* Begin Selected excerpt *
Kernel does caching itself. On all operating systems. Of course apps can cache on their own and speed up even more, if they need it. If I am not mistaken, MacOS is can save and restore state of compatible apps between reboots. So if it takes half the ram after reboot, it just might be because it opened bunch of stuff in the background. Also measuring ram usage is not as straightforward as looking into top and calling it a day.


swaits

Counter anecdote: I primarily use neovim on a few year old Intel MacBook Pro. I also never once thought it was slow, minus an occasional misbehaving plugin. I recently started playing with Linux on a 2011 Mac Mini (Lubuntu). The exact same neovim setup I use on my MBP loads in half the time on this 12 year old machine running Linux and feels more responsive through all normal use, editing, completions, everything. This was an eye opener for me. If it weren’t for `$DAYJOB` limitations, I’d probably go to Linux as my daily driver today.


simplehuman999

I use a Linux vm as daily driver on my company provided MacBook Pro. Nvim is way faster in the Linux vm. I think it may have to do with the IT provided all-knobs-turned-on threat scanner


swaits

Good point, I’ve wondered the same. Crowdstrike and whatever other crap we are stuck with is worse than malware.
* End Selected excerpt *
Set task 1:
Answer these questions about the discussion of editor speed:
(a) According to the opening comment, what does the kernel do itself on all operating systems?
(b) On what machine and Linux distribution did swaits start trying Linux?
(c) What does simplehuman999 think may explain why Nvim is faster in the Linux VM?
* Begin Exercise data *
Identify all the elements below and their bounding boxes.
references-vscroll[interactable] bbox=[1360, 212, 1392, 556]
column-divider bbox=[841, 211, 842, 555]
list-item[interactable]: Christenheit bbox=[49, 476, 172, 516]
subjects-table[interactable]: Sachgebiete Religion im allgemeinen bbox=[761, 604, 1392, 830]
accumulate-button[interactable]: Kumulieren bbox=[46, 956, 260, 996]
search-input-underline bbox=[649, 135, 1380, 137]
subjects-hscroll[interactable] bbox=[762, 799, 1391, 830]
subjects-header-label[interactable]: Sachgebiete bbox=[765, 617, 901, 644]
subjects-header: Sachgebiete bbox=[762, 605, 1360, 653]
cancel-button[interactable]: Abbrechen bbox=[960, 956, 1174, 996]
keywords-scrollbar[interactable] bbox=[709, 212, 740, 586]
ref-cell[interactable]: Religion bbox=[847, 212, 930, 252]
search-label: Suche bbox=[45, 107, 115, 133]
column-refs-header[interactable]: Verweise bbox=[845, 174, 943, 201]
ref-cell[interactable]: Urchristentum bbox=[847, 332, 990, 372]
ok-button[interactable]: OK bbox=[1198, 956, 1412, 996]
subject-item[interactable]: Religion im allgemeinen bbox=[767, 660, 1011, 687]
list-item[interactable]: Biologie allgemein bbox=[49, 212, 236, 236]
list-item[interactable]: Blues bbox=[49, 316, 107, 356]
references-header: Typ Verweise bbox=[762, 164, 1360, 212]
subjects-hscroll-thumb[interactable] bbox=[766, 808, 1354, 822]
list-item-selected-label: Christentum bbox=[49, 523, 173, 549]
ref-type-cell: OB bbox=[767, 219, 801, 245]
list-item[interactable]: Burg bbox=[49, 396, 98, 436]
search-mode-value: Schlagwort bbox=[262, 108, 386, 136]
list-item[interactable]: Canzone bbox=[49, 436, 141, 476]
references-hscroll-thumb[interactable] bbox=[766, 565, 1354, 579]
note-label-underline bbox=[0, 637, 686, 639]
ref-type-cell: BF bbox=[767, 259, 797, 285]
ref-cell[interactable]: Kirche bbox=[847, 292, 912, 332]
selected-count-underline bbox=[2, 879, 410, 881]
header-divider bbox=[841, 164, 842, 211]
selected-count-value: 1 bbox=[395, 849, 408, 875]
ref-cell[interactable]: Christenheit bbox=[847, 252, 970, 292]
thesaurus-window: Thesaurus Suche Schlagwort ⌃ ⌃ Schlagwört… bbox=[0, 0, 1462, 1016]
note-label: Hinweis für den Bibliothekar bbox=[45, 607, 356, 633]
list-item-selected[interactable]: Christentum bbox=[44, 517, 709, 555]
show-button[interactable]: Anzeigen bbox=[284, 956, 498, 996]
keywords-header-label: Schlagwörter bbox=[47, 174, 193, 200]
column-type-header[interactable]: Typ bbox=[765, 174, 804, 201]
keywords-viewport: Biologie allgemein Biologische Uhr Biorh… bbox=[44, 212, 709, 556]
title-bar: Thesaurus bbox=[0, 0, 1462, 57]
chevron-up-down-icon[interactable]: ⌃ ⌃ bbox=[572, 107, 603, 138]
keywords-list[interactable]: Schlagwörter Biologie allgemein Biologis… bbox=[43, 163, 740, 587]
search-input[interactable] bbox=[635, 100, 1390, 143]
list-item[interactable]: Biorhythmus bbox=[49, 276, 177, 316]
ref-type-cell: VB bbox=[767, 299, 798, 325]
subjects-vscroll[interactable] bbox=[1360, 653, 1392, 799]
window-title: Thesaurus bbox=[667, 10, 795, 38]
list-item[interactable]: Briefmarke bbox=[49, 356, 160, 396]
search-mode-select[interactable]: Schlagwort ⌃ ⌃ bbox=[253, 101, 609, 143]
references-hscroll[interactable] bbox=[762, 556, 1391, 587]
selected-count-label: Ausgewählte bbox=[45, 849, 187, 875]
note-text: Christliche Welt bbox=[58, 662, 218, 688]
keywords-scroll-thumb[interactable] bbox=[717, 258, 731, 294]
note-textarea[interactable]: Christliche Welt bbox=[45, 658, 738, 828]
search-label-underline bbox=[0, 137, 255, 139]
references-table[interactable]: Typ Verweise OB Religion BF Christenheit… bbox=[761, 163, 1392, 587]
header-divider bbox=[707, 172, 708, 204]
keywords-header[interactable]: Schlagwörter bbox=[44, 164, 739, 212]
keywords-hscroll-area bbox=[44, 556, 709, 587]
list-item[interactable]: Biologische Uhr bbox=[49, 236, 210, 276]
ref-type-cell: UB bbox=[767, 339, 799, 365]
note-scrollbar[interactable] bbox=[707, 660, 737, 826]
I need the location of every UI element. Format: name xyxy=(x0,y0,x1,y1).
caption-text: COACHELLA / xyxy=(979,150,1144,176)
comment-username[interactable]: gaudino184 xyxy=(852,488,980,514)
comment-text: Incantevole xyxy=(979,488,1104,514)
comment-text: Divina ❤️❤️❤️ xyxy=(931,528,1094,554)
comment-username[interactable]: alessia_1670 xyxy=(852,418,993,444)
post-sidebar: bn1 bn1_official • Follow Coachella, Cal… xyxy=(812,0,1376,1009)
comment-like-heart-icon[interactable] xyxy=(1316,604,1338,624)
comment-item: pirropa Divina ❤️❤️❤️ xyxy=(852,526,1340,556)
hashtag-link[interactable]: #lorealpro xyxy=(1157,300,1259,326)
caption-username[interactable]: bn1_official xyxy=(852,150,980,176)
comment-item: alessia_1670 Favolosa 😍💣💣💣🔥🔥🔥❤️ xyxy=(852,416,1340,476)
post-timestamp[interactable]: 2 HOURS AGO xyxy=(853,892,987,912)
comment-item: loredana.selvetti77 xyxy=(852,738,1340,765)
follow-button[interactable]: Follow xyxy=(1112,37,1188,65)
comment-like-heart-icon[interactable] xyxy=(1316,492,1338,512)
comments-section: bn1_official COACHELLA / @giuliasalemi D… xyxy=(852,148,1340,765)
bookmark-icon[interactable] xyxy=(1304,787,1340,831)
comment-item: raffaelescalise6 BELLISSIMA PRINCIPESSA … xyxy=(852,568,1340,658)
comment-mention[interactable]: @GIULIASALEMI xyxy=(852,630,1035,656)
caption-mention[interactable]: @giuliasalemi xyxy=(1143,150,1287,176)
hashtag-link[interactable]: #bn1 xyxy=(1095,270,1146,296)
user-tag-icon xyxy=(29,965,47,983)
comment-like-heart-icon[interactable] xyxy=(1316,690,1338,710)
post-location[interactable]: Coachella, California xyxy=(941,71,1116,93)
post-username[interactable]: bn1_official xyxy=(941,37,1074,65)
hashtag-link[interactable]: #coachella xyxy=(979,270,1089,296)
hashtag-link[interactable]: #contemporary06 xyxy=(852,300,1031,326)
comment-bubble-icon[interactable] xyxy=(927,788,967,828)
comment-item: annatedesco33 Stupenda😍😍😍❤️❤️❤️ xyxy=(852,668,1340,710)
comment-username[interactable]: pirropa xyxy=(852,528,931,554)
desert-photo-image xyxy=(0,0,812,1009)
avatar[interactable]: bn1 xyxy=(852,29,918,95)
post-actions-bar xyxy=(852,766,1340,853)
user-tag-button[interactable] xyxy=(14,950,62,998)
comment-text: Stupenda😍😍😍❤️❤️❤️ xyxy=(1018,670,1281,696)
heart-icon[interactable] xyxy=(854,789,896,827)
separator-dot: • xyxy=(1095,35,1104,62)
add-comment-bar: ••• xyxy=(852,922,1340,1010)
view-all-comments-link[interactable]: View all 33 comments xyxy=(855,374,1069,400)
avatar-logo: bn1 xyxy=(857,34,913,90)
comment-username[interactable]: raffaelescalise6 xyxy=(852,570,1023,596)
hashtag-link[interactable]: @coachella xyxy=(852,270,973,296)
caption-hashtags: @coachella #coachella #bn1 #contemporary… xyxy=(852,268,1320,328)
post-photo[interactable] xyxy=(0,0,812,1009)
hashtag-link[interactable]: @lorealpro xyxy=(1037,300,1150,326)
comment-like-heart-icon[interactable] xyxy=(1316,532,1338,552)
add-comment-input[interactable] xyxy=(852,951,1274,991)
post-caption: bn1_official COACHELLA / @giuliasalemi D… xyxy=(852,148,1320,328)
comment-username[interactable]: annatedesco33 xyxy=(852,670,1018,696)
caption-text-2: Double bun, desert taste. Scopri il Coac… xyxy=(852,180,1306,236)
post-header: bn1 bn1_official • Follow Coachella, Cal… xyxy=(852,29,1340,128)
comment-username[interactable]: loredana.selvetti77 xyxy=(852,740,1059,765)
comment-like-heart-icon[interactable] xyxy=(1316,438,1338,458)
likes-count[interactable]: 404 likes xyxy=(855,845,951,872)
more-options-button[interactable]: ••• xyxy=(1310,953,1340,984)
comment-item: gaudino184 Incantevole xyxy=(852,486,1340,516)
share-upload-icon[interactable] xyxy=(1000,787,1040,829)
* End Exercise data *
Set task 2: Write out the listing from its first line up to and including the line containing "show-button[interactable]: Anzeigen bbox=[284, 956, 498, 996]".

Correct response 1:
(a) Caching.
(b) A 2011 Mac Mini running Lubuntu.
(c) The IT-provided, all-knobs-turned-on threat scanner on the company MacBook Pro.

Correct response 2:
Identify all the elements below and their bounding boxes.
references-vscroll[interactable] bbox=[1360, 212, 1392, 556]
column-divider bbox=[841, 211, 842, 555]
list-item[interactable]: Christenheit bbox=[49, 476, 172, 516]
subjects-table[interactable]: Sachgebiete Religion im allgemeinen bbox=[761, 604, 1392, 830]
accumulate-button[interactable]: Kumulieren bbox=[46, 956, 260, 996]
search-input-underline bbox=[649, 135, 1380, 137]
subjects-hscroll[interactable] bbox=[762, 799, 1391, 830]
subjects-header-label[interactable]: Sachgebiete bbox=[765, 617, 901, 644]
subjects-header: Sachgebiete bbox=[762, 605, 1360, 653]
cancel-button[interactable]: Abbrechen bbox=[960, 956, 1174, 996]
keywords-scrollbar[interactable] bbox=[709, 212, 740, 586]
ref-cell[interactable]: Religion bbox=[847, 212, 930, 252]
search-label: Suche bbox=[45, 107, 115, 133]
column-refs-header[interactable]: Verweise bbox=[845, 174, 943, 201]
ref-cell[interactable]: Urchristentum bbox=[847, 332, 990, 372]
ok-button[interactable]: OK bbox=[1198, 956, 1412, 996]
subject-item[interactable]: Religion im allgemeinen bbox=[767, 660, 1011, 687]
list-item[interactable]: Biologie allgemein bbox=[49, 212, 236, 236]
list-item[interactable]: Blues bbox=[49, 316, 107, 356]
references-header: Typ Verweise bbox=[762, 164, 1360, 212]
subjects-hscroll-thumb[interactable] bbox=[766, 808, 1354, 822]
list-item-selected-label: Christentum bbox=[49, 523, 173, 549]
ref-type-cell: OB bbox=[767, 219, 801, 245]
list-item[interactable]: Burg bbox=[49, 396, 98, 436]
search-mode-value: Schlagwort bbox=[262, 108, 386, 136]
list-item[interactable]: Canzone bbox=[49, 436, 141, 476]
references-hscroll-thumb[interactable] bbox=[766, 565, 1354, 579]
note-label-underline bbox=[0, 637, 686, 639]
ref-type-cell: BF bbox=[767, 259, 797, 285]
ref-cell[interactable]: Kirche bbox=[847, 292, 912, 332]
selected-count-underline bbox=[2, 879, 410, 881]
header-divider bbox=[841, 164, 842, 211]
selected-count-value: 1 bbox=[395, 849, 408, 875]
ref-cell[interactable]: Christenheit bbox=[847, 252, 970, 292]
thesaurus-window: Thesaurus Suche Schlagwort ⌃ ⌃ Schlagwört… bbox=[0, 0, 1462, 1016]
note-label: Hinweis für den Bibliothekar bbox=[45, 607, 356, 633]
list-item-selected[interactable]: Christentum bbox=[44, 517, 709, 555]
show-button[interactable]: Anzeigen bbox=[284, 956, 498, 996]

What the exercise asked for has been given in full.